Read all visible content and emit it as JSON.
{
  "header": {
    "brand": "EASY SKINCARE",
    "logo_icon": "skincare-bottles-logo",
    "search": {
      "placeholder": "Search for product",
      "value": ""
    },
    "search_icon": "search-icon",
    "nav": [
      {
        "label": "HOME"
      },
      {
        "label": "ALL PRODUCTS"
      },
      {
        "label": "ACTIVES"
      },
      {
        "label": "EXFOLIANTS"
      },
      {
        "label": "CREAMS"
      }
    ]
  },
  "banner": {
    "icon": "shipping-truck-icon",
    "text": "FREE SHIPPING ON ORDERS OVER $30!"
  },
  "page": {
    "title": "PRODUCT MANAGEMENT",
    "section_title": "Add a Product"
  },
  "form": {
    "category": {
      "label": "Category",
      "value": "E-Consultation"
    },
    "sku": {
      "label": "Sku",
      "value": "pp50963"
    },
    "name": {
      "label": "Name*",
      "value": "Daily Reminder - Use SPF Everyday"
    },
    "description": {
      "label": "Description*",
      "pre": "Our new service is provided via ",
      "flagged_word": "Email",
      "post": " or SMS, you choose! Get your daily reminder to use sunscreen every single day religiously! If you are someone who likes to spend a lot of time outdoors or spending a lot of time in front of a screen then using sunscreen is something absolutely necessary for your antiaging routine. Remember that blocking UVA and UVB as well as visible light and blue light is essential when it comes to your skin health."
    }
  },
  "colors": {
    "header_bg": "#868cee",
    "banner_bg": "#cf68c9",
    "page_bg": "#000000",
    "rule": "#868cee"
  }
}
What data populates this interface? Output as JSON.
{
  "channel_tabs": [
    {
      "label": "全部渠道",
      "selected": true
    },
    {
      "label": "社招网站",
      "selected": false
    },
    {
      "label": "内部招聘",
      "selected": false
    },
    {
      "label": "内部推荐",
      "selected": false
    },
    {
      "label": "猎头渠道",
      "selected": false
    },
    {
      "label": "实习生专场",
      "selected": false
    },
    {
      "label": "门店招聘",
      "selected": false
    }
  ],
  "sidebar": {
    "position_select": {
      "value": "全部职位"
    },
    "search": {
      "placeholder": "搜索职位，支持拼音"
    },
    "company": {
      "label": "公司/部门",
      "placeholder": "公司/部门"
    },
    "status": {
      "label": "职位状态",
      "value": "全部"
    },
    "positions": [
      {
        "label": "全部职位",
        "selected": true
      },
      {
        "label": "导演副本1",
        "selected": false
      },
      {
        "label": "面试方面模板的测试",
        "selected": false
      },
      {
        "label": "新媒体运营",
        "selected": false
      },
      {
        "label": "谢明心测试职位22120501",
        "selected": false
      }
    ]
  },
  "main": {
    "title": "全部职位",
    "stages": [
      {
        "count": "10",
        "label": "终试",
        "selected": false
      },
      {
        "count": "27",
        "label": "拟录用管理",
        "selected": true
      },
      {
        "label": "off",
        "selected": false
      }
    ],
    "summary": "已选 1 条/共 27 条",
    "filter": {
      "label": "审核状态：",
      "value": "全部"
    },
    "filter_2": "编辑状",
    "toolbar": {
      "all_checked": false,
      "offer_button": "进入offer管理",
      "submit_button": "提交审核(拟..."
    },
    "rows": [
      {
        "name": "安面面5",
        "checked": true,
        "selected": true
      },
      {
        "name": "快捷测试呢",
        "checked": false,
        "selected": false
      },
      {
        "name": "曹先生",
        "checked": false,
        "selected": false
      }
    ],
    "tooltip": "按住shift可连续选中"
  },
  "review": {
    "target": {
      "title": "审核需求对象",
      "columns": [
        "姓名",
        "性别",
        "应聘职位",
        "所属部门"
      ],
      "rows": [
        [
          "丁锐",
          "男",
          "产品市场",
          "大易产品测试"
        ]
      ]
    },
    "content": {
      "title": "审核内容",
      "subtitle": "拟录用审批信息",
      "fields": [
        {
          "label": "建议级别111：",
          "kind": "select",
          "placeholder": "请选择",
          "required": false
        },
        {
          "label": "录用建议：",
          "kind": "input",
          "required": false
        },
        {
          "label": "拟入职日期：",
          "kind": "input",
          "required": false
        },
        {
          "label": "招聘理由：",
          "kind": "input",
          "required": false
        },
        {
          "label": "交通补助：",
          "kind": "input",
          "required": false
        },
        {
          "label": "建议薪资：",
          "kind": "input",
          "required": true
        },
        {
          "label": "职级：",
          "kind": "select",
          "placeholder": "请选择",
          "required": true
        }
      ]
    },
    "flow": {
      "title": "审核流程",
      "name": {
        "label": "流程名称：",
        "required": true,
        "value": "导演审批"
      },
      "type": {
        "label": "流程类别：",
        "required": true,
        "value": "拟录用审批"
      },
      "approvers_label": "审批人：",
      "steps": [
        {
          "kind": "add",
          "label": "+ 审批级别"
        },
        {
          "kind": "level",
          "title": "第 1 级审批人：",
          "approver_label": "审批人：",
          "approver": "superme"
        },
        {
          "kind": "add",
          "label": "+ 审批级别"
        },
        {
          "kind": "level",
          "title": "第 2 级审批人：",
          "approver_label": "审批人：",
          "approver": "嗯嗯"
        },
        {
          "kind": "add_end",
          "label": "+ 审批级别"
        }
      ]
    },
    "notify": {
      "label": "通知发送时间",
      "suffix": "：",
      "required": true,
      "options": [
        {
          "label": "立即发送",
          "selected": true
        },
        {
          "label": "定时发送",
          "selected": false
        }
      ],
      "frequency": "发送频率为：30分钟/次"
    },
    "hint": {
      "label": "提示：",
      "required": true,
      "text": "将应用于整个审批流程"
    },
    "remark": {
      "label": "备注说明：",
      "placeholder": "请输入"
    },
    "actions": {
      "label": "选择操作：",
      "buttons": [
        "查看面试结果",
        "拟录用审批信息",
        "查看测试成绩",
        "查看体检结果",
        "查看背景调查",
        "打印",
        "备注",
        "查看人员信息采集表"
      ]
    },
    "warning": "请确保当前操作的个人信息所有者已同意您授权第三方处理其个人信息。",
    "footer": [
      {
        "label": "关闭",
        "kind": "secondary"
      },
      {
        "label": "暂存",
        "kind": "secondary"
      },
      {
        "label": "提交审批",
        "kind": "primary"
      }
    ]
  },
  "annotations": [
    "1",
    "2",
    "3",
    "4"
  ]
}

****

#### Problem description
Of all the lines in the material above, how many contain the word "value"? Give only the count.

#### Exercise output
9